Copy out the listing that follows, exact in every word, and skip the images.

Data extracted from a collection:
=======

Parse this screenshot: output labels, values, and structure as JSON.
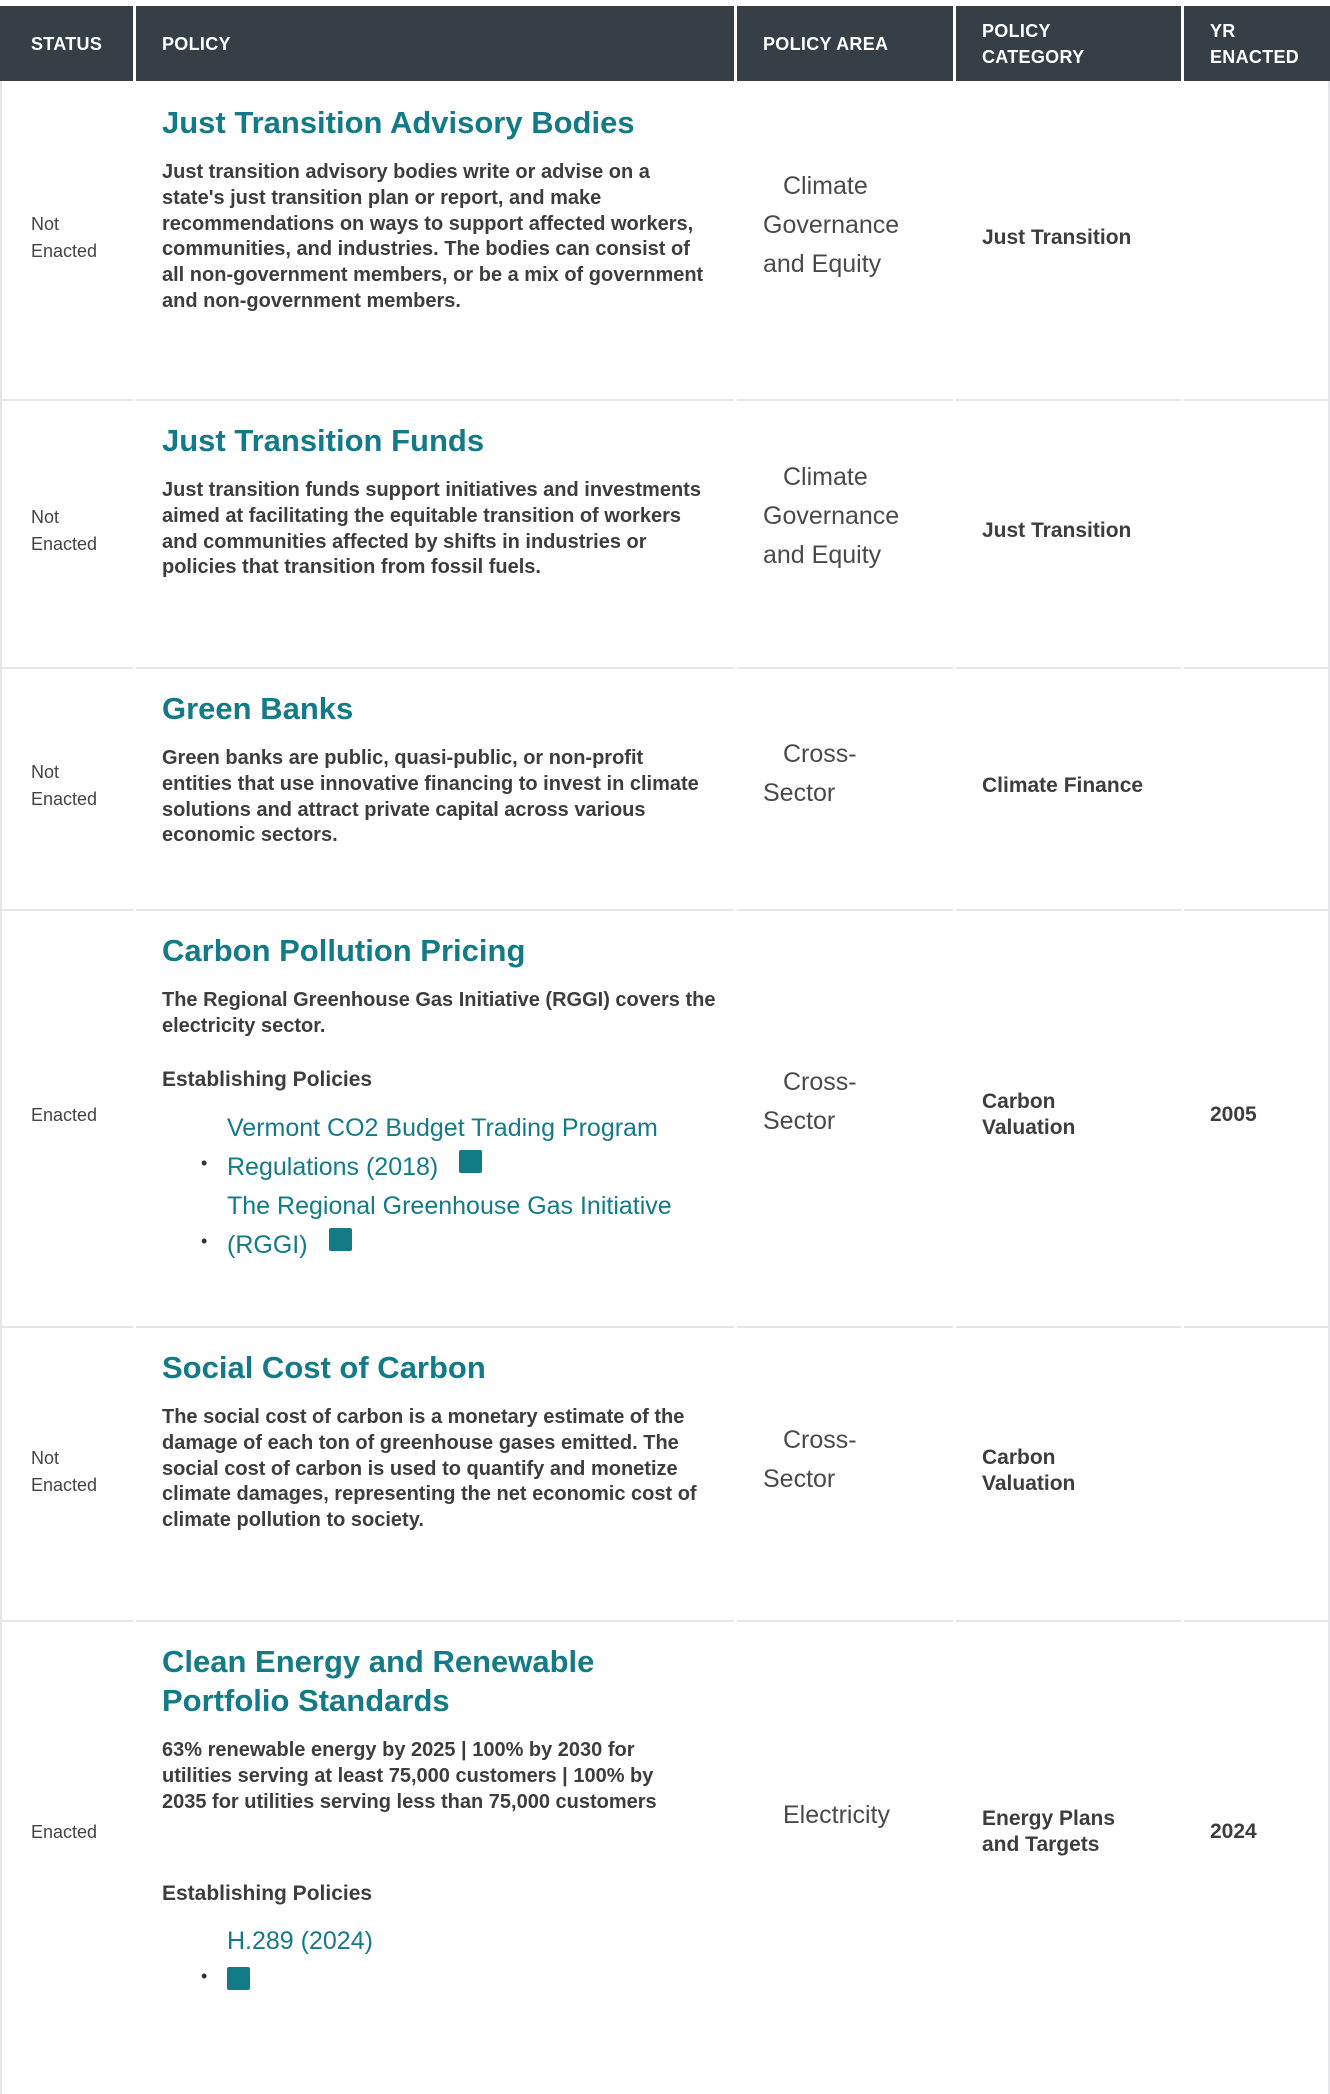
{
  "header": {
    "status": "STATUS",
    "policy": "POLICY",
    "policy_area": "POLICY AREA",
    "policy_category_1": "POLICY",
    "policy_category_2": "CATEGORY",
    "yr_enacted_1": "YR",
    "yr_enacted_2": "ENACTED"
  },
  "rows": [
    {
      "status_1": "Not",
      "status_2": "Enacted",
      "title": "Just Transition Advisory Bodies",
      "description": "Just transition advisory bodies write or advise on a state's just transition plan or report, and make recommendations on ways to support affected workers, communities, and industries. The bodies can consist of all non-government members, or be a mix of government and non-government members.",
      "area_1": "Climate",
      "area_2": "Governance",
      "area_3": "and Equity",
      "category_1": "Just Transition",
      "year": ""
    },
    {
      "status_1": "Not",
      "status_2": "Enacted",
      "title": "Just Transition Funds",
      "description": "Just transition funds support initiatives and investments aimed at facilitating the equitable transition of workers and communities affected by shifts in industries or policies that transition from fossil fuels.",
      "area_1": "Climate",
      "area_2": "Governance",
      "area_3": "and Equity",
      "category_1": "Just Transition",
      "year": ""
    },
    {
      "status_1": "Not",
      "status_2": "Enacted",
      "title": "Green Banks",
      "description": "Green banks are public, quasi-public, or non-profit entities that use innovative financing to invest in climate solutions and attract private capital across various economic sectors.",
      "area_1": "Cross-",
      "area_2": "Sector",
      "category_1": "Climate Finance",
      "year": ""
    },
    {
      "status_1": "Enacted",
      "title": "Carbon Pollution Pricing",
      "description": "The Regional Greenhouse Gas Initiative (RGGI) covers the electricity sector.",
      "establishing_label": "Establishing Policies",
      "links": [
        {
          "line_1": "Vermont CO2 Budget Trading Program",
          "line_2": "Regulations (2018)"
        },
        {
          "line_1": "The Regional Greenhouse Gas Initiative",
          "line_2": "(RGGI)"
        }
      ],
      "area_1": "Cross-",
      "area_2": "Sector",
      "category_1": "Carbon",
      "category_2": "Valuation",
      "year": "2005"
    },
    {
      "status_1": "Not",
      "status_2": "Enacted",
      "title": "Social Cost of Carbon",
      "description": "The social cost of carbon is a monetary estimate of the damage of each ton of greenhouse gases emitted. The social cost of carbon is used to quantify and monetize climate damages, representing the net economic cost of climate pollution to society.",
      "area_1": "Cross-",
      "area_2": "Sector",
      "category_1": "Carbon",
      "category_2": "Valuation",
      "year": ""
    },
    {
      "status_1": "Enacted",
      "title_1": "Clean Energy and Renewable",
      "title_2": "Portfolio Standards",
      "description": "63% renewable energy by 2025 | 100% by 2030 for utilities serving at least 75,000 customers | 100% by 2035 for utilities serving less than 75,000 customers",
      "establishing_label": "Establishing Policies",
      "links": [
        {
          "line_1": "H.289 (2024)"
        }
      ],
      "area_1": "Electricity",
      "category_1": "Energy Plans",
      "category_2": "and Targets",
      "year": "2024"
    }
  ],
  "icons": {
    "link_icon": "external-link-icon",
    "accent_color": "#137a87",
    "header_color": "#353f45"
  }
}
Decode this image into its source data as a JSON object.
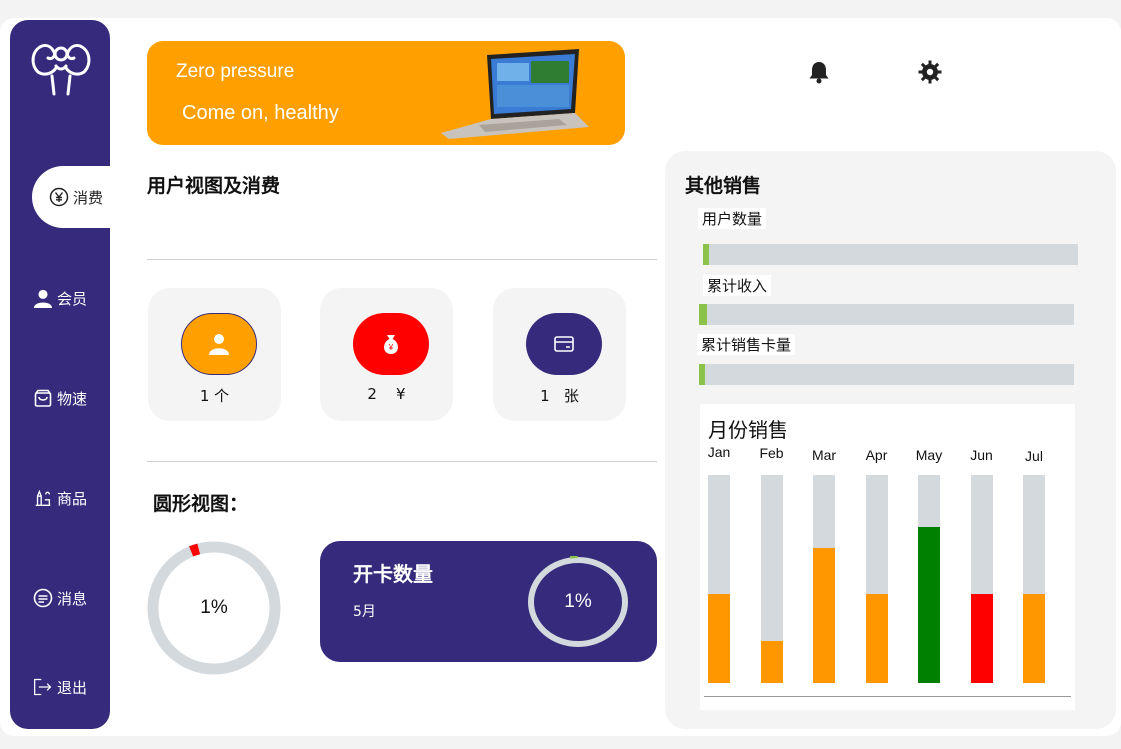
{
  "sidebar": {
    "items": [
      {
        "label": "消费",
        "icon": "yen-icon"
      },
      {
        "label": "会员",
        "icon": "user-icon"
      },
      {
        "label": "物速",
        "icon": "shopping-bag-icon"
      },
      {
        "label": "商品",
        "icon": "goods-icon"
      },
      {
        "label": "消息",
        "icon": "message-icon"
      },
      {
        "label": "退出",
        "icon": "logout-icon"
      }
    ],
    "active_index": 0
  },
  "banner": {
    "line1": "Zero pressure",
    "line2": "Come on, healthy",
    "color": "#ffa000"
  },
  "header_icons": [
    "bell-icon",
    "gear-icon"
  ],
  "user_view": {
    "title": "用户视图及消费",
    "stats": [
      {
        "value": "1",
        "unit": "个",
        "icon": "user-icon",
        "color": "#ffa000"
      },
      {
        "value": "2",
        "unit": "¥",
        "icon": "money-bag-icon",
        "color": "#ff0000"
      },
      {
        "value": "1",
        "unit": "张",
        "icon": "card-icon",
        "color": "#352a7c"
      }
    ]
  },
  "circle_view": {
    "title": "圆形视图：",
    "donut_label": "1%",
    "donut_value": 0.01
  },
  "card_count": {
    "title": "开卡数量",
    "month": "5月",
    "ring_label": "1%",
    "ring_value": 0.01
  },
  "other_sales": {
    "title": "其他销售",
    "bars": [
      {
        "label": "用户数量",
        "value": 0.01
      },
      {
        "label": "累计收入",
        "value": 0.02
      },
      {
        "label": "累计销售卡量",
        "value": 0.01
      }
    ]
  },
  "chart_data": {
    "type": "bar",
    "title": "月份销售",
    "categories": [
      "Jan",
      "Feb",
      "Mar",
      "Apr",
      "May",
      "Jun",
      "Jul"
    ],
    "values": [
      43,
      20,
      65,
      43,
      75,
      43,
      43
    ],
    "ylim": [
      0,
      100
    ],
    "colors": [
      "#ff9800",
      "#ff9800",
      "#ff9800",
      "#ff9800",
      "#008000",
      "#ff0000",
      "#ff9800"
    ],
    "track_color": "#d4d9de"
  },
  "colors": {
    "brand": "#352a7c",
    "accent": "#ffa000",
    "alert": "#ff0000",
    "success": "#8bc34a"
  }
}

=======

• _Worked solution_
Parse this screenshot: output labels, values, and structure as JSON.
{
  "header": {
    "status": "STATUS",
    "policy": "POLICY",
    "policy_area": "POLICY AREA",
    "policy_category_1": "POLICY",
    "policy_category_2": "CATEGORY",
    "yr_enacted_1": "YR",
    "yr_enacted_2": "ENACTED"
  },
  "rows": [
    {
      "status_1": "Not",
      "status_2": "Enacted",
      "title": "Just Transition Advisory Bodies",
      "description": "Just transition advisory bodies write or advise on a state's just transition plan or report, and make recommendations on ways to support affected workers, communities, and industries. The bodies can consist of all non-government members, or be a mix of government and non-government members.",
      "area_1": "Climate",
      "area_2": "Governance",
      "area_3": "and Equity",
      "category_1": "Just Transition",
      "year": ""
    },
    {
      "status_1": "Not",
      "status_2": "Enacted",
      "title": "Just Transition Funds",
      "description": "Just transition funds support initiatives and investments aimed at facilitating the equitable transition of workers and communities affected by shifts in industries or policies that transition from fossil fuels.",
      "area_1": "Climate",
      "area_2": "Governance",
      "area_3": "and Equity",
      "category_1": "Just Transition",
      "year": ""
    },
    {
      "status_1": "Not",
      "status_2": "Enacted",
      "title": "Green Banks",
      "description": "Green banks are public, quasi-public, or non-profit entities that use innovative financing to invest in climate solutions and attract private capital across various economic sectors.",
      "area_1": "Cross-",
      "area_2": "Sector",
      "category_1": "Climate Finance",
      "year": ""
    },
    {
      "status_1": "Enacted",
      "title": "Carbon Pollution Pricing",
      "description": "The Regional Greenhouse Gas Initiative (RGGI) covers the electricity sector.",
      "establishing_label": "Establishing Policies",
      "links": [
        {
          "line_1": "Vermont CO2 Budget Trading Program",
          "line_2": "Regulations (2018)"
        },
        {
          "line_1": "The Regional Greenhouse Gas Initiative",
          "line_2": "(RGGI)"
        }
      ],
      "area_1": "Cross-",
      "area_2": "Sector",
      "category_1": "Carbon",
      "category_2": "Valuation",
      "year": "2005"
    },
    {
      "status_1": "Not",
      "status_2": "Enacted",
      "title": "Social Cost of Carbon",
      "description": "The social cost of carbon is a monetary estimate of the damage of each ton of greenhouse gases emitted. The social cost of carbon is used to quantify and monetize climate damages, representing the net economic cost of climate pollution to society.",
      "area_1": "Cross-",
      "area_2": "Sector",
      "category_1": "Carbon",
      "category_2": "Valuation",
      "year": ""
    },
    {
      "status_1": "Enacted",
      "title_1": "Clean Energy and Renewable",
      "title_2": "Portfolio Standards",
      "description": "63% renewable energy by 2025 | 100% by 2030 for utilities serving at least 75,000 customers | 100% by 2035 for utilities serving less than 75,000 customers",
      "establishing_label": "Establishing Policies",
      "links": [
        {
          "line_1": "H.289 (2024)"
        }
      ],
      "area_1": "Electricity",
      "category_1": "Energy Plans",
      "category_2": "and Targets",
      "year": "2024"
    }
  ],
  "icons": {
    "link_icon": "external-link-icon",
    "accent_color": "#137a87",
    "header_color": "#353f45"
  }
}
Decode this image into its source data as a JSON object.
{
  "sidebar": {
    "items": [
      {
        "label": "消费",
        "icon": "yen-icon"
      },
      {
        "label": "会员",
        "icon": "user-icon"
      },
      {
        "label": "物速",
        "icon": "shopping-bag-icon"
      },
      {
        "label": "商品",
        "icon": "goods-icon"
      },
      {
        "label": "消息",
        "icon": "message-icon"
      },
      {
        "label": "退出",
        "icon": "logout-icon"
      }
    ],
    "active_index": 0
  },
  "banner": {
    "line1": "Zero pressure",
    "line2": "Come on, healthy",
    "color": "#ffa000"
  },
  "header_icons": [
    "bell-icon",
    "gear-icon"
  ],
  "user_view": {
    "title": "用户视图及消费",
    "stats": [
      {
        "value": "1",
        "unit": "个",
        "icon": "user-icon",
        "color": "#ffa000"
      },
      {
        "value": "2",
        "unit": "¥",
        "icon": "money-bag-icon",
        "color": "#ff0000"
      },
      {
        "value": "1",
        "unit": "张",
        "icon": "card-icon",
        "color": "#352a7c"
      }
    ]
  },
  "circle_view": {
    "title": "圆形视图：",
    "donut_label": "1%",
    "donut_value": 0.01
  },
  "card_count": {
    "title": "开卡数量",
    "month": "5月",
    "ring_label": "1%",
    "ring_value": 0.01
  },
  "other_sales": {
    "title": "其他销售",
    "bars": [
      {
        "label": "用户数量",
        "value": 0.01
      },
      {
        "label": "累计收入",
        "value": 0.02
      },
      {
        "label": "累计销售卡量",
        "value": 0.01
      }
    ]
  },
  "chart_data": {
    "type": "bar",
    "title": "月份销售",
    "categories": [
      "Jan",
      "Feb",
      "Mar",
      "Apr",
      "May",
      "Jun",
      "Jul"
    ],
    "values": [
      43,
      20,
      65,
      43,
      75,
      43,
      43
    ],
    "ylim": [
      0,
      100
    ],
    "colors": [
      "#ff9800",
      "#ff9800",
      "#ff9800",
      "#ff9800",
      "#008000",
      "#ff0000",
      "#ff9800"
    ],
    "track_color": "#d4d9de"
  },
  "colors": {
    "brand": "#352a7c",
    "accent": "#ffa000",
    "alert": "#ff0000",
    "success": "#8bc34a"
  }
}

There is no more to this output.